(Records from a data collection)
— Start —
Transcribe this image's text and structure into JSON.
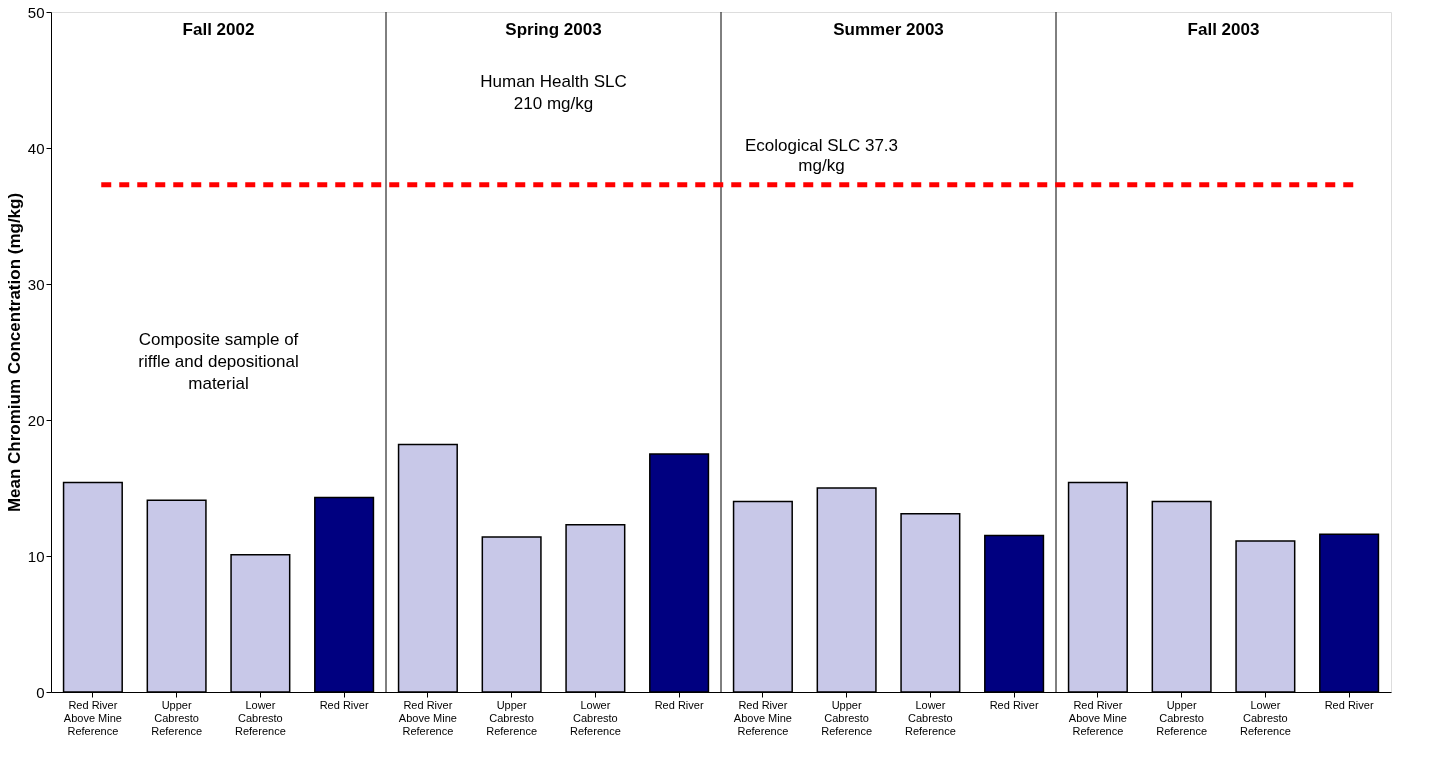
{
  "chart_data": {
    "type": "bar",
    "categories": [
      "Red River\nAbove Mine\nReference",
      "Upper\nCabresto\nReference",
      "Lower\nCabresto\nReference",
      "Red River",
      "Red River\nAbove Mine\nReference",
      "Upper\nCabresto\nReference",
      "Lower\nCabresto\nReference",
      "Red River",
      "Red River\nAbove Mine\nReference",
      "Upper\nCabresto\nReference",
      "Lower\nCabresto\nReference",
      "Red River",
      "Red River\nAbove Mine\nReference",
      "Upper\nCabresto\nReference",
      "Lower\nCabresto\nReference",
      "Red River"
    ],
    "values": [
      15.4,
      14.1,
      10.1,
      14.3,
      18.2,
      11.4,
      12.3,
      17.5,
      14.0,
      15.0,
      13.1,
      11.5,
      15.4,
      14.0,
      11.1,
      11.6
    ],
    "colors": [
      "#c8c8e8",
      "#c8c8e8",
      "#c8c8e8",
      "#000080",
      "#c8c8e8",
      "#c8c8e8",
      "#c8c8e8",
      "#000080",
      "#c8c8e8",
      "#c8c8e8",
      "#c8c8e8",
      "#000080",
      "#c8c8e8",
      "#c8c8e8",
      "#c8c8e8",
      "#000080"
    ],
    "ylabel": "Mean Chromium Concentration (mg/kg)",
    "ylim": [
      0,
      50
    ],
    "yticks": [
      0,
      10,
      20,
      30,
      40,
      50
    ],
    "grid": false,
    "ref_lines": [
      {
        "axis": "y",
        "value": 37.3,
        "label": "Ecological SLC 37.3\nmg/kg",
        "color": "#ff0000",
        "line_style": "dashed"
      }
    ],
    "annotations": [
      "Fall 2002",
      "Spring 2003",
      "Summer 2003",
      "Fall 2003",
      "Composite sample of\nriffle and depositional\nmaterial",
      "Human Health SLC\n210 mg/kg"
    ]
  }
}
— End —
WRITTEN TASK
Exactly as written, return every line of the listing, but not the pictures.

FINISHED TASK
Transcribe this image's text and structure into JSON.
{
  "chart_data": {
    "type": "bar",
    "categories": [
      "Red River\nAbove Mine\nReference",
      "Upper\nCabresto\nReference",
      "Lower\nCabresto\nReference",
      "Red River",
      "Red River\nAbove Mine\nReference",
      "Upper\nCabresto\nReference",
      "Lower\nCabresto\nReference",
      "Red River",
      "Red River\nAbove Mine\nReference",
      "Upper\nCabresto\nReference",
      "Lower\nCabresto\nReference",
      "Red River",
      "Red River\nAbove Mine\nReference",
      "Upper\nCabresto\nReference",
      "Lower\nCabresto\nReference",
      "Red River"
    ],
    "values": [
      15.4,
      14.1,
      10.1,
      14.3,
      18.2,
      11.4,
      12.3,
      17.5,
      14.0,
      15.0,
      13.1,
      11.5,
      15.4,
      14.0,
      11.1,
      11.6
    ],
    "colors": [
      "#c8c8e8",
      "#c8c8e8",
      "#c8c8e8",
      "#000080",
      "#c8c8e8",
      "#c8c8e8",
      "#c8c8e8",
      "#000080",
      "#c8c8e8",
      "#c8c8e8",
      "#c8c8e8",
      "#000080",
      "#c8c8e8",
      "#c8c8e8",
      "#c8c8e8",
      "#000080"
    ],
    "ylabel": "Mean Chromium Concentration (mg/kg)",
    "ylim": [
      0,
      50
    ],
    "yticks": [
      0,
      10,
      20,
      30,
      40,
      50
    ],
    "grid": false,
    "ref_lines": [
      {
        "axis": "y",
        "value": 37.3,
        "label": "Ecological SLC 37.3\nmg/kg",
        "color": "#ff0000",
        "line_style": "dashed"
      }
    ],
    "annotations": [
      "Fall 2002",
      "Spring 2003",
      "Summer 2003",
      "Fall 2003",
      "Composite sample of\nriffle and depositional\nmaterial",
      "Human Health SLC\n210 mg/kg"
    ]
  }
}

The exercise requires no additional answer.